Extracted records
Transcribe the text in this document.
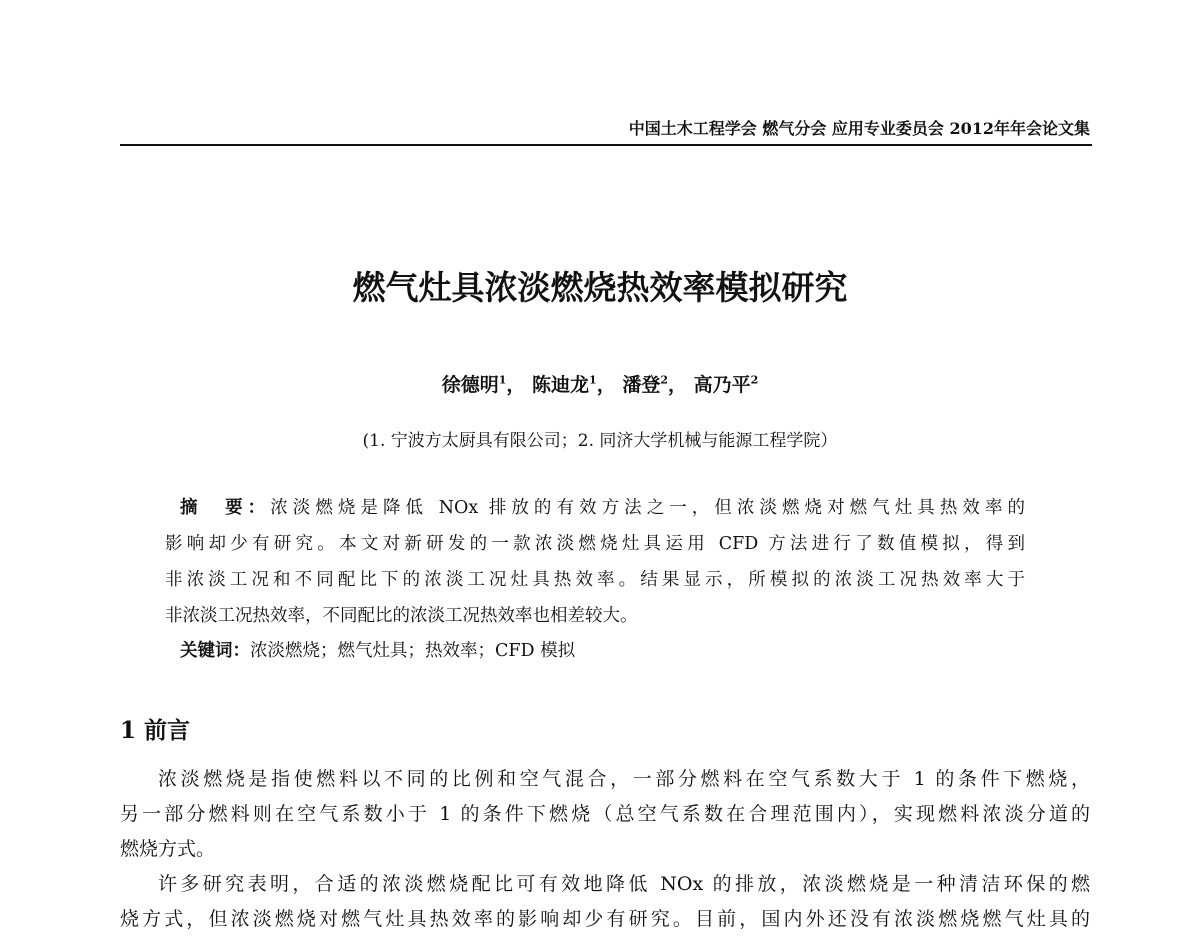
中国土木工程学会 燃气分会 应用专业委员会 2012年年会论文集
燃气灶具浓淡燃烧热效率模拟研究
徐德明$^1$， 陈迪龙$^1$， 潘登$^2$， 高乃平$^2$
(1. 宁波方太厨具有限公司；2. 同济大学机械与能源工程学院）
摘　要：浓淡燃烧是降低 NOx 排放的有效方法之一，但浓淡燃烧对燃气灶具热效率的
影响却少有研究。本文对新研发的一款浓淡燃烧灶具运用 CFD 方法进行了数值模拟，得到
非浓淡工况和不同配比下的浓淡工况灶具热效率。结果显示，所模拟的浓淡工况热效率大于
非浓淡工况热效率，不同配比的浓淡工况热效率也相差较大。
关键词：浓淡燃烧；燃气灶具；热效率；CFD 模拟
1 前言
浓淡燃烧是指使燃料以不同的比例和空气混合，一部分燃料在空气系数大于 1 的条件下燃烧，
另一部分燃料则在空气系数小于 1 的条件下燃烧（总空气系数在合理范围内），实现燃料浓淡分道的
燃烧方式。
许多研究表明，合适的浓淡燃烧配比可有效地降低 NOx 的排放，浓淡燃烧是一种清洁环保的燃
烧方式，但浓淡燃烧对燃气灶具热效率的影响却少有研究。目前，国内外还没有浓淡燃烧燃气灶具的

> Set exercise:
Go over the records above line by line and count those holding the word "的条件下燃烧". Reply only with the number.

> Output for this exercise:
2